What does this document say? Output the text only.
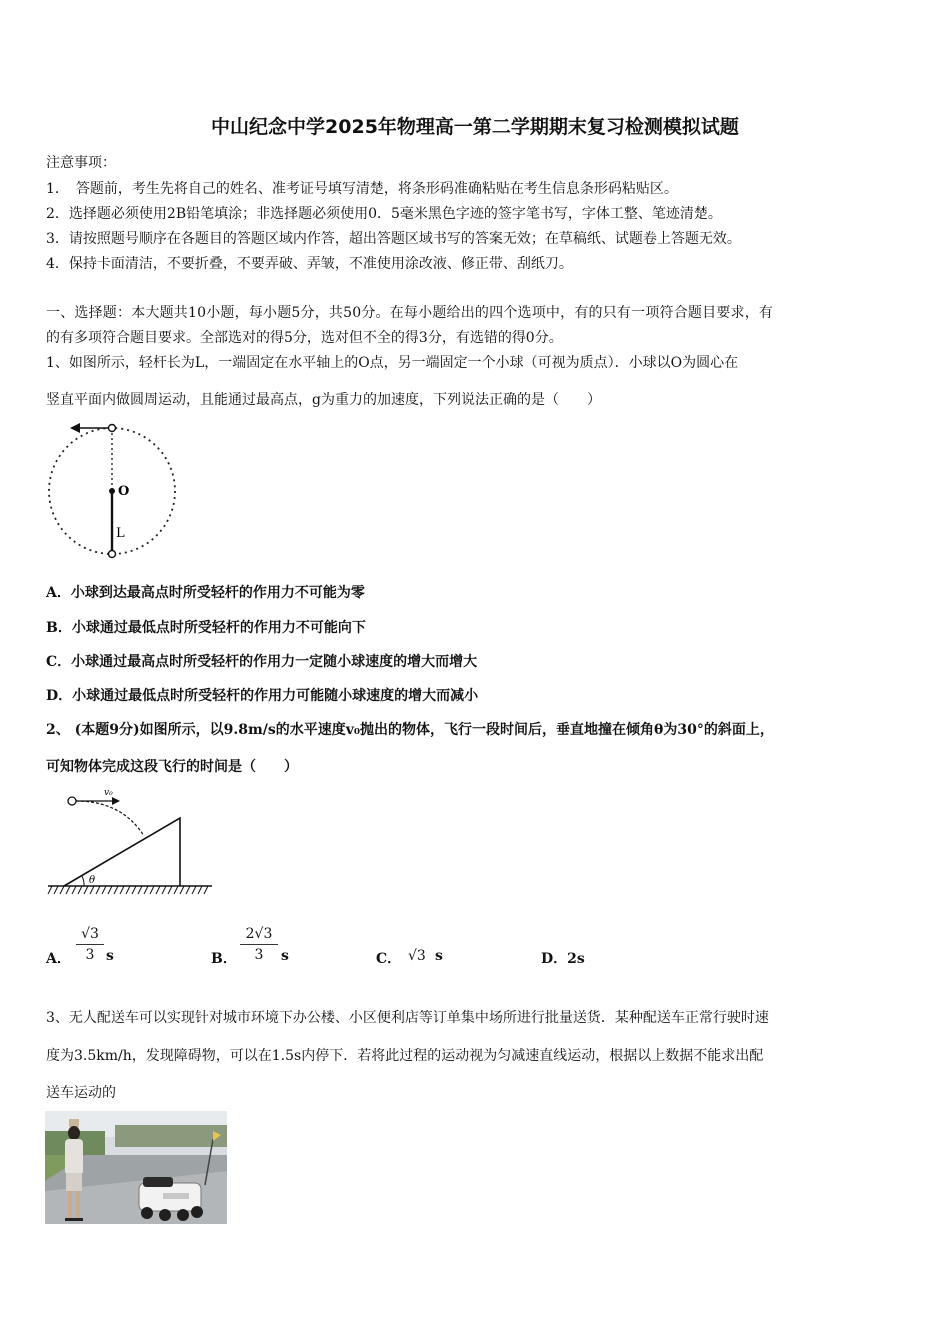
中山纪念中学2025年物理高一第二学期期末复习检测模拟试题
注意事项：
1．　答题前，考生先将自己的姓名、准考证号填写清楚，将条形码准确粘贴在考生信息条形码粘贴区。
2．选择题必须使用2B铅笔填涂；非选择题必须使用0．5毫米黑色字迹的签字笔书写，字体工整、笔迹清楚。
3．请按照题号顺序在各题目的答题区域内作答，超出答题区域书写的答案无效；在草稿纸、试题卷上答题无效。
4．保持卡面清洁，不要折叠，不要弄破、弄皱，不准使用涂改液、修正带、刮纸刀。
一、选择题：本大题共10小题，每小题5分，共50分。在每小题给出的四个选项中，有的只有一项符合题目要求，有
的有多项符合题目要求。全部选对的得5分，选对但不全的得3分，有选错的得0分。
1、如图所示，轻杆长为L，一端固定在水平轴上的O点，另一端固定一个小球（可视为质点）．小球以O为圆心在
竖直平面内做圆周运动，且能通过最高点，g为重力的加速度，下列说法正确的是（　　）
O
L
A．小球到达最高点时所受轻杆的作用力不可能为零
B．小球通过最低点时所受轻杆的作用力不可能向下
C．小球通过最高点时所受轻杆的作用力一定随小球速度的增大而增大
D．小球通过最低点时所受轻杆的作用力可能随小球速度的增大而减小
2、 (本题9分)如图所示，以9.8m/s的水平速度v₀抛出的物体，飞行一段时间后，垂直地撞在倾角θ为30°的斜面上，
可知物体完成这段飞行的时间是（　　）
θ
v₀
A．
√3
3 s	B．
2√3
3	s	C． √3 s	D．2s
3、无人配送车可以实现针对城市环境下办公楼、小区便利店等订单集中场所进行批量送货．某种配送车正常行驶时速
度为3.5km/h，发现障碍物，可以在1.5s内停下．若将此过程的运动视为匀减速直线运动，根据以上数据不能求出配
送车运动的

TASK DESCRIPTION:
Every record above should be written out again exactly; the pictures stay out of the copy.

EXERCISE SOLUTION:
What does this document say? Output the text only.
中山纪念中学2025年物理高一第二学期期末复习检测模拟试题
注意事项：
1．　答题前，考生先将自己的姓名、准考证号填写清楚，将条形码准确粘贴在考生信息条形码粘贴区。
2．选择题必须使用2B铅笔填涂；非选择题必须使用0．5毫米黑色字迹的签字笔书写，字体工整、笔迹清楚。
3．请按照题号顺序在各题目的答题区域内作答，超出答题区域书写的答案无效；在草稿纸、试题卷上答题无效。
4．保持卡面清洁，不要折叠，不要弄破、弄皱，不准使用涂改液、修正带、刮纸刀。
一、选择题：本大题共10小题，每小题5分，共50分。在每小题给出的四个选项中，有的只有一项符合题目要求，有
的有多项符合题目要求。全部选对的得5分，选对但不全的得3分，有选错的得0分。
1、如图所示，轻杆长为L，一端固定在水平轴上的O点，另一端固定一个小球（可视为质点）．小球以O为圆心在
竖直平面内做圆周运动，且能通过最高点，g为重力的加速度，下列说法正确的是（　　）
O
L
A．小球到达最高点时所受轻杆的作用力不可能为零
B．小球通过最低点时所受轻杆的作用力不可能向下
C．小球通过最高点时所受轻杆的作用力一定随小球速度的增大而增大
D．小球通过最低点时所受轻杆的作用力可能随小球速度的增大而减小
2、 (本题9分)如图所示，以9.8m/s的水平速度v₀抛出的物体，飞行一段时间后，垂直地撞在倾角θ为30°的斜面上，
可知物体完成这段飞行的时间是（　　）
θ
v₀
A．
√3
3 s	B．
2√3
3	s	C． √3 s	D．2s
3、无人配送车可以实现针对城市环境下办公楼、小区便利店等订单集中场所进行批量送货．某种配送车正常行驶时速
度为3.5km/h，发现障碍物，可以在1.5s内停下．若将此过程的运动视为匀减速直线运动，根据以上数据不能求出配
送车运动的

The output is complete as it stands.